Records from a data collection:
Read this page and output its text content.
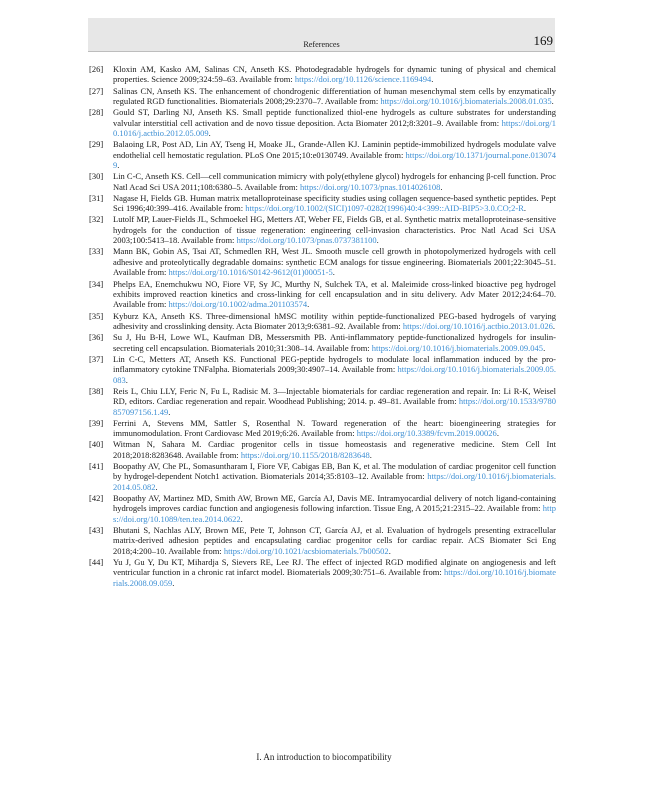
References	169
[26] Kloxin AM, Kasko AM, Salinas CN, Anseth KS. Photodegradable hydrogels for dynamic tuning of physical and chemical properties. Science 2009;324:59–63. Available from: https://doi.org/10.1126/science.1169494.
[27] Salinas CN, Anseth KS. The enhancement of chondrogenic differentiation of human mesenchymal stem cells by enzymatically regulated RGD functionalities. Biomaterials 2008;29:2370–7. Available from: https://doi.org/10.1016/j.biomaterials.2008.01.035.
[28] Gould ST, Darling NJ, Anseth KS. Small peptide functionalized thiol-ene hydrogels as culture substrates for understanding valvular interstitial cell activation and de novo tissue deposition. Acta Biomater 2012;8:3201–9. Available from: https://doi.org/10.1016/j.actbio.2012.05.009.
[29] Balaoing LR, Post AD, Lin AY, Tseng H, Moake JL, Grande-Allen KJ. Laminin peptide-immobilized hydrogels modulate valve endothelial cell hemostatic regulation. PLoS One 2015;10:e0130749. Available from: https://doi.org/10.1371/journal.pone.0130749.
[30] Lin C-C, Anseth KS. Cell—cell communication mimicry with poly(ethylene glycol) hydrogels for enhancing β-cell function. Proc Natl Acad Sci USA 2011;108:6380–5. Available from: https://doi.org/10.1073/pnas.1014026108.
[31] Nagase H, Fields GB. Human matrix metalloproteinase specificity studies using collagen sequence-based synthetic peptides. Pept Sci 1996;40:399–416. Available from: https://doi.org/10.1002/(SICI)1097-0282(1996)40:4<399::AID-BIP5>3.0.CO;2-R.
[32] Lutolf MP, Lauer-Fields JL, Schmoekel HG, Metters AT, Weber FE, Fields GB, et al. Synthetic matrix metalloproteinase-sensitive hydrogels for the conduction of tissue regeneration: engineering cell-invasion characteristics. Proc Natl Acad Sci USA 2003;100:5413–18. Available from: https://doi.org/10.1073/pnas.0737381100.
[33] Mann BK, Gobin AS, Tsai AT, Schmedlen RH, West JL. Smooth muscle cell growth in photopolymerized hydrogels with cell adhesive and proteolytically degradable domains: synthetic ECM analogs for tissue engineering. Biomaterials 2001;22:3045–51. Available from: https://doi.org/10.1016/S0142-9612(01)00051-5.
[34] Phelps EA, Enemchukwu NO, Fiore VF, Sy JC, Murthy N, Sulchek TA, et al. Maleimide cross-linked bioactive peg hydrogel exhibits improved reaction kinetics and cross-linking for cell encapsulation and in situ delivery. Adv Mater 2012;24:64–70. Available from: https://doi.org/10.1002/adma.201103574.
[35] Kyburz KA, Anseth KS. Three-dimensional hMSC motility within peptide-functionalized PEG-based hydrogels of varying adhesivity and crosslinking density. Acta Biomater 2013;9:6381–92. Available from: https://doi.org/10.1016/j.actbio.2013.01.026.
[36] Su J, Hu B-H, Lowe WL, Kaufman DB, Messersmith PB. Anti-inflammatory peptide-functionalized hydrogels for insulin-secreting cell encapsulation. Biomaterials 2010;31:308–14. Available from: https://doi.org/10.1016/j.biomaterials.2009.09.045.
[37] Lin C-C, Metters AT, Anseth KS. Functional PEG-peptide hydrogels to modulate local inflammation induced by the pro-inflammatory cytokine TNFalpha. Biomaterials 2009;30:4907–14. Available from: https://doi.org/10.1016/j.biomaterials.2009.05.083.
[38] Reis L, Chiu LLY, Feric N, Fu L, Radisic M. 3—Injectable biomaterials for cardiac regeneration and repair. In: Li R-K, Weisel RD, editors. Cardiac regeneration and repair. Woodhead Publishing; 2014. p. 49–81. Available from: https://doi.org/10.1533/9780857097156.1.49.
[39] Ferrini A, Stevens MM, Sattler S, Rosenthal N. Toward regeneration of the heart: bioengineering strategies for immunomodulation. Front Cardiovasc Med 2019;6:26. Available from: https://doi.org/10.3389/fcvm.2019.00026.
[40] Witman N, Sahara M. Cardiac progenitor cells in tissue homeostasis and regenerative medicine. Stem Cell Int 2018;2018:8283648. Available from: https://doi.org/10.1155/2018/8283648.
[41] Boopathy AV, Che PL, Somasuntharam I, Fiore VF, Cabigas EB, Ban K, et al. The modulation of cardiac progenitor cell function by hydrogel-dependent Notch1 activation. Biomaterials 2014;35:8103–12. Available from: https://doi.org/10.1016/j.biomaterials.2014.05.082.
[42] Boopathy AV, Martinez MD, Smith AW, Brown ME, García AJ, Davis ME. Intramyocardial delivery of notch ligand-containing hydrogels improves cardiac function and angiogenesis following infarction. Tissue Eng, A 2015;21:2315–22. Available from: https://doi.org/10.1089/ten.tea.2014.0622.
[43] Bhutani S, Nachlas ALY, Brown ME, Pete T, Johnson CT, García AJ, et al. Evaluation of hydrogels presenting extracellular matrix-derived adhesion peptides and encapsulating cardiac progenitor cells for cardiac repair. ACS Biomater Sci Eng 2018;4:200–10. Available from: https://doi.org/10.1021/acsbiomaterials.7b00502.
[44] Yu J, Gu Y, Du KT, Mihardja S, Sievers RE, Lee RJ. The effect of injected RGD modified alginate on angiogenesis and left ventricular function in a chronic rat infarct model. Biomaterials 2009;30:751–6. Available from: https://doi.org/10.1016/j.biomaterials.2008.09.059.
I. An introduction to biocompatibility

WHAT THE TASK REQUIRES — Answer with one number only: how many lines in the data contain the word "delivery"?

YOUR SOLUTION — 2